• What to work on:
Write out every line of the material as it stands, apart from the pictures.

(Entries from a dataset)
** begin **
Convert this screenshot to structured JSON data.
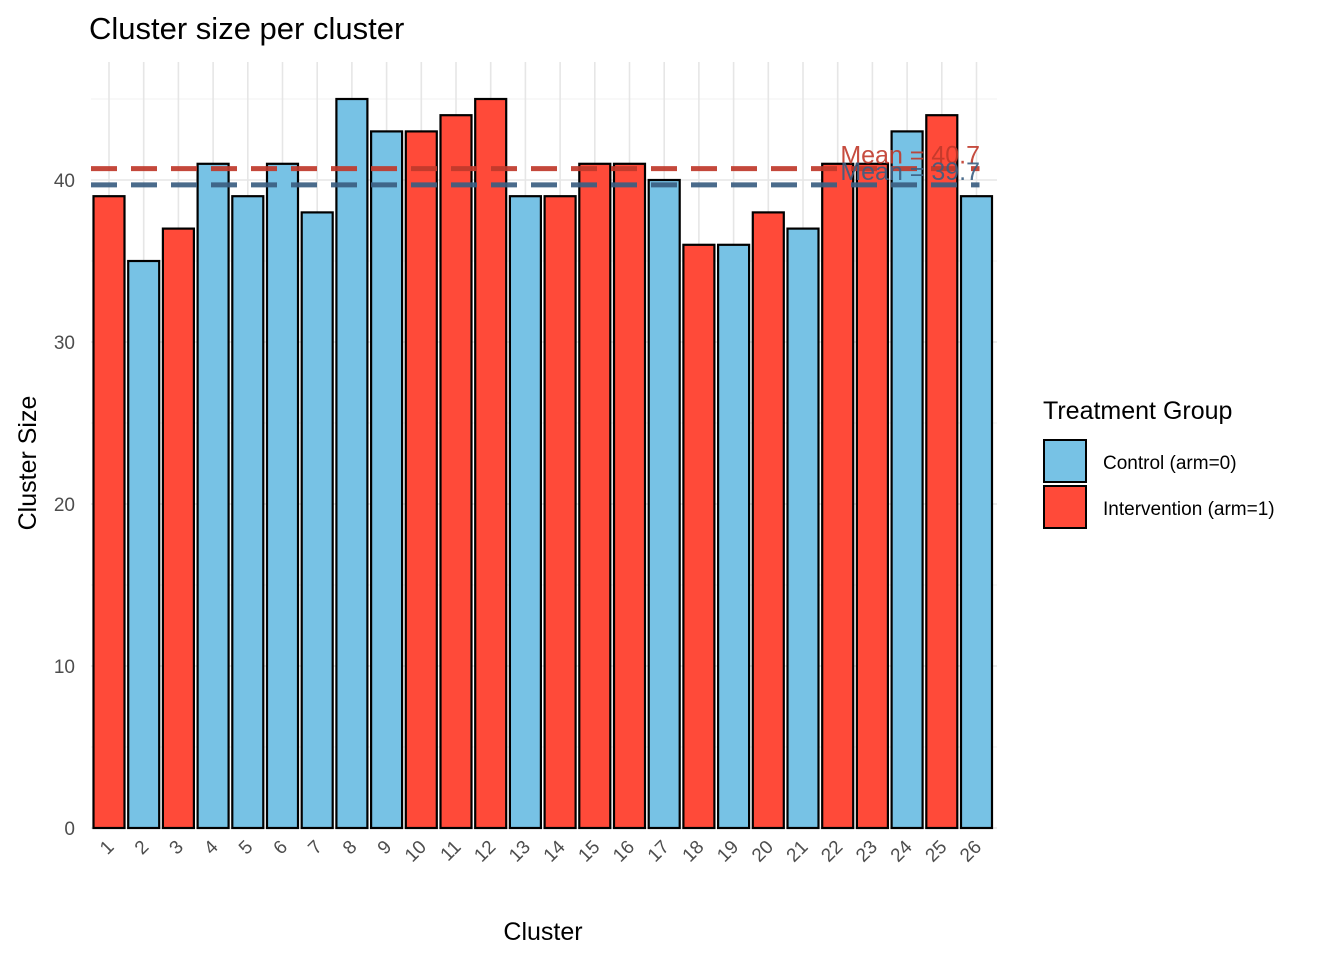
{
  "chart_data": {
    "type": "bar",
    "title": "Cluster size per cluster",
    "xlabel": "Cluster",
    "ylabel": "Cluster Size",
    "categories": [
      "1",
      "2",
      "3",
      "4",
      "5",
      "6",
      "7",
      "8",
      "9",
      "10",
      "11",
      "12",
      "13",
      "14",
      "15",
      "16",
      "17",
      "18",
      "19",
      "20",
      "21",
      "22",
      "23",
      "24",
      "25",
      "26"
    ],
    "values": [
      39,
      35,
      37,
      41,
      39,
      41,
      38,
      45,
      43,
      43,
      44,
      45,
      39,
      39,
      41,
      41,
      40,
      36,
      36,
      38,
      37,
      41,
      41,
      43,
      44,
      39
    ],
    "groups": [
      1,
      0,
      1,
      0,
      0,
      0,
      0,
      0,
      0,
      1,
      1,
      1,
      0,
      1,
      1,
      1,
      0,
      1,
      0,
      1,
      0,
      1,
      1,
      0,
      1,
      0
    ],
    "ylim": [
      0,
      47
    ],
    "yticks": [
      0,
      10,
      20,
      30,
      40
    ],
    "grid": true,
    "legend": {
      "title": "Treatment Group",
      "position": "right",
      "entries": [
        {
          "label": "Control (arm=0)",
          "color": "#77c2e5"
        },
        {
          "label": "Intervention (arm=1)",
          "color": "#ff4a39"
        }
      ]
    },
    "reference_lines": [
      {
        "value": 40.7,
        "label": "Mean = 40.7",
        "color": "#c0392b",
        "style": "dashed"
      },
      {
        "value": 39.7,
        "label": "Mean = 39.7",
        "color": "#3b5f82",
        "style": "dashed"
      }
    ]
  }
}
** end **
• Reply to the task:
Convert this screenshot to structured JSON data.
{
  "chart_data": {
    "type": "bar",
    "title": "Cluster size per cluster",
    "xlabel": "Cluster",
    "ylabel": "Cluster Size",
    "categories": [
      "1",
      "2",
      "3",
      "4",
      "5",
      "6",
      "7",
      "8",
      "9",
      "10",
      "11",
      "12",
      "13",
      "14",
      "15",
      "16",
      "17",
      "18",
      "19",
      "20",
      "21",
      "22",
      "23",
      "24",
      "25",
      "26"
    ],
    "values": [
      39,
      35,
      37,
      41,
      39,
      41,
      38,
      45,
      43,
      43,
      44,
      45,
      39,
      39,
      41,
      41,
      40,
      36,
      36,
      38,
      37,
      41,
      41,
      43,
      44,
      39
    ],
    "groups": [
      1,
      0,
      1,
      0,
      0,
      0,
      0,
      0,
      0,
      1,
      1,
      1,
      0,
      1,
      1,
      1,
      0,
      1,
      0,
      1,
      0,
      1,
      1,
      0,
      1,
      0
    ],
    "ylim": [
      0,
      47
    ],
    "yticks": [
      0,
      10,
      20,
      30,
      40
    ],
    "grid": true,
    "legend": {
      "title": "Treatment Group",
      "position": "right",
      "entries": [
        {
          "label": "Control (arm=0)",
          "color": "#77c2e5"
        },
        {
          "label": "Intervention (arm=1)",
          "color": "#ff4a39"
        }
      ]
    },
    "reference_lines": [
      {
        "value": 40.7,
        "label": "Mean = 40.7",
        "color": "#c0392b",
        "style": "dashed"
      },
      {
        "value": 39.7,
        "label": "Mean = 39.7",
        "color": "#3b5f82",
        "style": "dashed"
      }
    ]
  }
}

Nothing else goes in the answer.